Raw data start

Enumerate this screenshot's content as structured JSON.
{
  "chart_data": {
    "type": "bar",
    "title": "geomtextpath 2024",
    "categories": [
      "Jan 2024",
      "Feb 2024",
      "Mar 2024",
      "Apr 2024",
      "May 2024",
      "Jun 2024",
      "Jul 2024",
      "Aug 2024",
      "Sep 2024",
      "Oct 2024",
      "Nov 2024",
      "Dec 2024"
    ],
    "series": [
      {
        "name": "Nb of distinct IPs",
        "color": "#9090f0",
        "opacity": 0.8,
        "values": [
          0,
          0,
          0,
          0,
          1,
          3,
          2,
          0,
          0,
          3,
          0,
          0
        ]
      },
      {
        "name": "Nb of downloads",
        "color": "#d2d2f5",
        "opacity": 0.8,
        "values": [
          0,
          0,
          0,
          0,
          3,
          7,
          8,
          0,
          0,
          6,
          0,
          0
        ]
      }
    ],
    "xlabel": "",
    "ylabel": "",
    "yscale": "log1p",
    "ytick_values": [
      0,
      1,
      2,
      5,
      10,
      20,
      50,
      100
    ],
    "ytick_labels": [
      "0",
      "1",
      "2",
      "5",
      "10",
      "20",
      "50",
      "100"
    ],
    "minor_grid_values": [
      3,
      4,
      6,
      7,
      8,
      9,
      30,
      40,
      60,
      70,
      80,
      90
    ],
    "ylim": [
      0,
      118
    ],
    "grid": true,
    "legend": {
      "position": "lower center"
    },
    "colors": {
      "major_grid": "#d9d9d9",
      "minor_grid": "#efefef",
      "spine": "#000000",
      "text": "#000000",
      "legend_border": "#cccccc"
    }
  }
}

Raw data end

* **Do this**: Would you reproduce all the entries exactly?

* **In response**:
Enumerate this screenshot's content as structured JSON.
{
  "chart_data": {
    "type": "bar",
    "title": "geomtextpath 2024",
    "categories": [
      "Jan 2024",
      "Feb 2024",
      "Mar 2024",
      "Apr 2024",
      "May 2024",
      "Jun 2024",
      "Jul 2024",
      "Aug 2024",
      "Sep 2024",
      "Oct 2024",
      "Nov 2024",
      "Dec 2024"
    ],
    "series": [
      {
        "name": "Nb of distinct IPs",
        "color": "#9090f0",
        "opacity": 0.8,
        "values": [
          0,
          0,
          0,
          0,
          1,
          3,
          2,
          0,
          0,
          3,
          0,
          0
        ]
      },
      {
        "name": "Nb of downloads",
        "color": "#d2d2f5",
        "opacity": 0.8,
        "values": [
          0,
          0,
          0,
          0,
          3,
          7,
          8,
          0,
          0,
          6,
          0,
          0
        ]
      }
    ],
    "xlabel": "",
    "ylabel": "",
    "yscale": "log1p",
    "ytick_values": [
      0,
      1,
      2,
      5,
      10,
      20,
      50,
      100
    ],
    "ytick_labels": [
      "0",
      "1",
      "2",
      "5",
      "10",
      "20",
      "50",
      "100"
    ],
    "minor_grid_values": [
      3,
      4,
      6,
      7,
      8,
      9,
      30,
      40,
      60,
      70,
      80,
      90
    ],
    "ylim": [
      0,
      118
    ],
    "grid": true,
    "legend": {
      "position": "lower center"
    },
    "colors": {
      "major_grid": "#d9d9d9",
      "minor_grid": "#efefef",
      "spine": "#000000",
      "text": "#000000",
      "legend_border": "#cccccc"
    }
  }
}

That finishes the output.